Task to complete >> Report, as a bare number, how many lines of the material below contain the word "name".

Dataset excerpts >>

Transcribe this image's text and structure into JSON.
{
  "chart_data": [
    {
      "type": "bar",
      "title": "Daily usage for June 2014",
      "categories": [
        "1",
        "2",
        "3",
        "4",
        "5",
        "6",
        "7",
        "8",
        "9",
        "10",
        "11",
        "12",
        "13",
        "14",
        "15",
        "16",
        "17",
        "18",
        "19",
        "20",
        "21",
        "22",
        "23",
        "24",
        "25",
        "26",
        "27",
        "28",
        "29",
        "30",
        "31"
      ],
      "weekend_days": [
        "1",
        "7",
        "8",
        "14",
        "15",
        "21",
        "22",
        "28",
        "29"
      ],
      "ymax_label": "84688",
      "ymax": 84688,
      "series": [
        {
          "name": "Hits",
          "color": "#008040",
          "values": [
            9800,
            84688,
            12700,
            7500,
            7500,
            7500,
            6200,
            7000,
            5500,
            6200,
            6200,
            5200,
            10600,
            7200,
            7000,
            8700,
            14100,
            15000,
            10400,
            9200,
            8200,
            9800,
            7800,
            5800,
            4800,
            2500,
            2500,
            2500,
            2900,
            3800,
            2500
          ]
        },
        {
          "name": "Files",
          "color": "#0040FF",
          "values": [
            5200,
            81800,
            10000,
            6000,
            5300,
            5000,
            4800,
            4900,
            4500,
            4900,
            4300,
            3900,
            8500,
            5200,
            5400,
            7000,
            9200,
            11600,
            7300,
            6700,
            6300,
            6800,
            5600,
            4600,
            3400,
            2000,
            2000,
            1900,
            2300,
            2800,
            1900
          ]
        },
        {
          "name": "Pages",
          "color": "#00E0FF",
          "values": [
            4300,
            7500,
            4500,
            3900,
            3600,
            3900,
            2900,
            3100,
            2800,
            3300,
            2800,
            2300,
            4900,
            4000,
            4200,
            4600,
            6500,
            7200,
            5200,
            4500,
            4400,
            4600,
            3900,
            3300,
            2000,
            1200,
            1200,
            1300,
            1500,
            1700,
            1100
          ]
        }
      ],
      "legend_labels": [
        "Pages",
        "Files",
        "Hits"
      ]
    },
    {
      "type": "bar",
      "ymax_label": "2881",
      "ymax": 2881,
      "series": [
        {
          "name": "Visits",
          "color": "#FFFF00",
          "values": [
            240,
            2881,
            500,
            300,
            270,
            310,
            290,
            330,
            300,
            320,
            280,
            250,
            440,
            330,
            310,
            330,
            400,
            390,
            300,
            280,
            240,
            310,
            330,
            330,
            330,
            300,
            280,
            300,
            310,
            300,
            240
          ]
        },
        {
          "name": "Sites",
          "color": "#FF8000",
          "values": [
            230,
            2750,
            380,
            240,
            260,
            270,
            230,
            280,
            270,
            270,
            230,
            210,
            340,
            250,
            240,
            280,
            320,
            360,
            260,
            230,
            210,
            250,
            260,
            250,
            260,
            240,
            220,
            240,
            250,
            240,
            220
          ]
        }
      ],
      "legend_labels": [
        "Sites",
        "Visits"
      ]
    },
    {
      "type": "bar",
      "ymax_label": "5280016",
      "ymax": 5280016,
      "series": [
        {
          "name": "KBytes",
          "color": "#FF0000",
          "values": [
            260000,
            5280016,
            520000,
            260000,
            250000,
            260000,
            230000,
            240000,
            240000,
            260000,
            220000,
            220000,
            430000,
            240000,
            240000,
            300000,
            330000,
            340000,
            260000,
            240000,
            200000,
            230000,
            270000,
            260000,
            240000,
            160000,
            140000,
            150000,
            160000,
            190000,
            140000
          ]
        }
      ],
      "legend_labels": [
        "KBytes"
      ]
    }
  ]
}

Answer to this problem >> 6